* **WHAT TO DO**
Only a number is wanted: how many lines of the entries include the string "root"?

Stored data entries:
========
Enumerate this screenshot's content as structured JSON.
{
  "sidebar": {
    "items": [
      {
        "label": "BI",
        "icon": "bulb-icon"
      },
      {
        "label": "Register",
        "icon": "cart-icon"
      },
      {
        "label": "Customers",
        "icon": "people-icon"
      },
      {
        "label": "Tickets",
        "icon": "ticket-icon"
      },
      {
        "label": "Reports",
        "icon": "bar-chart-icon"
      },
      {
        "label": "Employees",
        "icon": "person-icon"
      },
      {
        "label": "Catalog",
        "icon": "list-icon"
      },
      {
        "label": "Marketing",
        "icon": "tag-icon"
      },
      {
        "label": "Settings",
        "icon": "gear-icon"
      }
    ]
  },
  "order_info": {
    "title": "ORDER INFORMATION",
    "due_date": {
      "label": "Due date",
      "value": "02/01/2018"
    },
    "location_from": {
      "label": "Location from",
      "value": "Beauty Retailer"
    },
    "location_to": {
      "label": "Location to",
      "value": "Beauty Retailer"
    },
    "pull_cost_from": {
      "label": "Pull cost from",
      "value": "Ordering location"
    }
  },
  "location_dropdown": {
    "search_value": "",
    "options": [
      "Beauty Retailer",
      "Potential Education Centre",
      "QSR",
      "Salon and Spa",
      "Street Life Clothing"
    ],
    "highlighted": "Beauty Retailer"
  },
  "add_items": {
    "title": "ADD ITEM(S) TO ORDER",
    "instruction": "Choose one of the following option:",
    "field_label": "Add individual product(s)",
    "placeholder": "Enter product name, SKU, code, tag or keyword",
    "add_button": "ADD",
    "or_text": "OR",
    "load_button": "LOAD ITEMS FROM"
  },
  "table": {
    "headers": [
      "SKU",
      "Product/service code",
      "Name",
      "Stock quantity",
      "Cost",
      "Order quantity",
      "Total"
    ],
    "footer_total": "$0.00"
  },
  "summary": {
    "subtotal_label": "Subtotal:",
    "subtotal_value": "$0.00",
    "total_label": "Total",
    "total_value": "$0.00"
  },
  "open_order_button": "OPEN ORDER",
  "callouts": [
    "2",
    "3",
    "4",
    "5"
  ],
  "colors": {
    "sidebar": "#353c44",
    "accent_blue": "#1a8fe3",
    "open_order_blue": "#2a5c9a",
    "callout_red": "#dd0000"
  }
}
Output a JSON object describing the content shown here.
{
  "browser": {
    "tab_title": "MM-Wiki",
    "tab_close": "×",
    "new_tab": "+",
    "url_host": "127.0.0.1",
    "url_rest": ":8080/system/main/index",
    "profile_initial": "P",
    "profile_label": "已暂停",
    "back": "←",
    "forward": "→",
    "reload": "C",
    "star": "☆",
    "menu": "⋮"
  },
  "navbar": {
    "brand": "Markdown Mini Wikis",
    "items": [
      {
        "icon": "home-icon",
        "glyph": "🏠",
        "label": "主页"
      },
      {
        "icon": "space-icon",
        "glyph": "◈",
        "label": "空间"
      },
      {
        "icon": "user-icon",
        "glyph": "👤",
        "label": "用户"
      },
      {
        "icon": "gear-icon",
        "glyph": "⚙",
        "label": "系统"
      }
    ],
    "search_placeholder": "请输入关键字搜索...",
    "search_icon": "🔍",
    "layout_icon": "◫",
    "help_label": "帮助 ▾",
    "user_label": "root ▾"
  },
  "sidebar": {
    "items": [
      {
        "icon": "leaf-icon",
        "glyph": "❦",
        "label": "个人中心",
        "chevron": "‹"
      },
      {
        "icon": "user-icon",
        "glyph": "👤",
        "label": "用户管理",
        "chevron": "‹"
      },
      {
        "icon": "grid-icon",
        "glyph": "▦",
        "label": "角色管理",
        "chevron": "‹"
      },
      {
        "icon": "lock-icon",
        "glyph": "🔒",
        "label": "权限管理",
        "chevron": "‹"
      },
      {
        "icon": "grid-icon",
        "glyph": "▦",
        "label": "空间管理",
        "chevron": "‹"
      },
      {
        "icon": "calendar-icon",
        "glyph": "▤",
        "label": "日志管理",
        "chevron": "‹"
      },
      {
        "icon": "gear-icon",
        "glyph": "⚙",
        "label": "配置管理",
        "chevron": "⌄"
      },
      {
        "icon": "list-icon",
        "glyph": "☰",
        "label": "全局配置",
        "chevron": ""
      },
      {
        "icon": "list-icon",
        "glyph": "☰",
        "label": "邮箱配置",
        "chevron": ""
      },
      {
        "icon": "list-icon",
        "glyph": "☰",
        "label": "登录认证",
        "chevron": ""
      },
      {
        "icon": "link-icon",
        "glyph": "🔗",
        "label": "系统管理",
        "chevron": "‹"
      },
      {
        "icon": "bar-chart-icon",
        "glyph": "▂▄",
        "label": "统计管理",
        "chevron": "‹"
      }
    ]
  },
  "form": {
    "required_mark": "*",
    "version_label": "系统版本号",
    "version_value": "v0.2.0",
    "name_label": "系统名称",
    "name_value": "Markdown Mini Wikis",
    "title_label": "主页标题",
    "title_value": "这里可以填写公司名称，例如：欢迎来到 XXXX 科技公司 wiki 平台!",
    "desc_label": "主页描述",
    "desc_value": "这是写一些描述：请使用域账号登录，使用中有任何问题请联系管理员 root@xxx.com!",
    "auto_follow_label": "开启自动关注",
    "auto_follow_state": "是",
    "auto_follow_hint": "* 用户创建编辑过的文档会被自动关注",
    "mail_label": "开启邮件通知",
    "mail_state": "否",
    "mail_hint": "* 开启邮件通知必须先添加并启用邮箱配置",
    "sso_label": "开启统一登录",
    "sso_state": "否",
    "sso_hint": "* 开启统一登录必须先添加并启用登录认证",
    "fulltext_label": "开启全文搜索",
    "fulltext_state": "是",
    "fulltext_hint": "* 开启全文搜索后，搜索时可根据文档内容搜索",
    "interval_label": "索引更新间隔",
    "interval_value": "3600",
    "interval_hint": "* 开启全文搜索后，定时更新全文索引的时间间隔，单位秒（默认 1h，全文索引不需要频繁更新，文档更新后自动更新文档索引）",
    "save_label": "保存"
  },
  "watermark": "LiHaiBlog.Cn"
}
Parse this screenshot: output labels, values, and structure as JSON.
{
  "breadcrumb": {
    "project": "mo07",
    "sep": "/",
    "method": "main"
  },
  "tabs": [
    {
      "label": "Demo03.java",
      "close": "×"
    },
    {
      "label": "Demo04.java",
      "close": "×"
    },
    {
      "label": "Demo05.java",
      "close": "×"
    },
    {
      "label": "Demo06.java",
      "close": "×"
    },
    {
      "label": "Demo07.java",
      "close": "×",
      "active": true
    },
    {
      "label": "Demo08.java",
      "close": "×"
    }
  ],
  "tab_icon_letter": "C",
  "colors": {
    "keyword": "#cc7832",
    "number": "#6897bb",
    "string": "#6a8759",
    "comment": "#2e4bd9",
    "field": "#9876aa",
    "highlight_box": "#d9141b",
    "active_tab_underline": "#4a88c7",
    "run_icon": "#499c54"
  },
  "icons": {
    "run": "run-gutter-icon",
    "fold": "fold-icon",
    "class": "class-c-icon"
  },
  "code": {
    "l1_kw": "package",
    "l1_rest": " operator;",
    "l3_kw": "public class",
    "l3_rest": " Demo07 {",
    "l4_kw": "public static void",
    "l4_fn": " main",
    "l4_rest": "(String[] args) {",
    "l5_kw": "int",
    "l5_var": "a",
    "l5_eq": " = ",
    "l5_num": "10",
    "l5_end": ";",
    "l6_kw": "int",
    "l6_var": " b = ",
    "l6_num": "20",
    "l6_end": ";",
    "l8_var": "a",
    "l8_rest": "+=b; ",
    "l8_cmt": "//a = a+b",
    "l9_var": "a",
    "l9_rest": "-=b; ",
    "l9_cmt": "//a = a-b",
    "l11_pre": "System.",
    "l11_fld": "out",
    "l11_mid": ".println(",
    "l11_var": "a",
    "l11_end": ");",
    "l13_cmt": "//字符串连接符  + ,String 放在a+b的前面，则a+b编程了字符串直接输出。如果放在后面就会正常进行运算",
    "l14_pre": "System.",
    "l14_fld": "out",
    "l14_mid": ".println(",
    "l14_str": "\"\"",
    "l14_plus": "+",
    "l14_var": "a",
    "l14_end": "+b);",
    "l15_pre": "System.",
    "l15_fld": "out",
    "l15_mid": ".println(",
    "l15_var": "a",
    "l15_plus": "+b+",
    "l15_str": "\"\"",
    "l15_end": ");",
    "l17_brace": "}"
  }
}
========
* **TASK RESPONSE**
2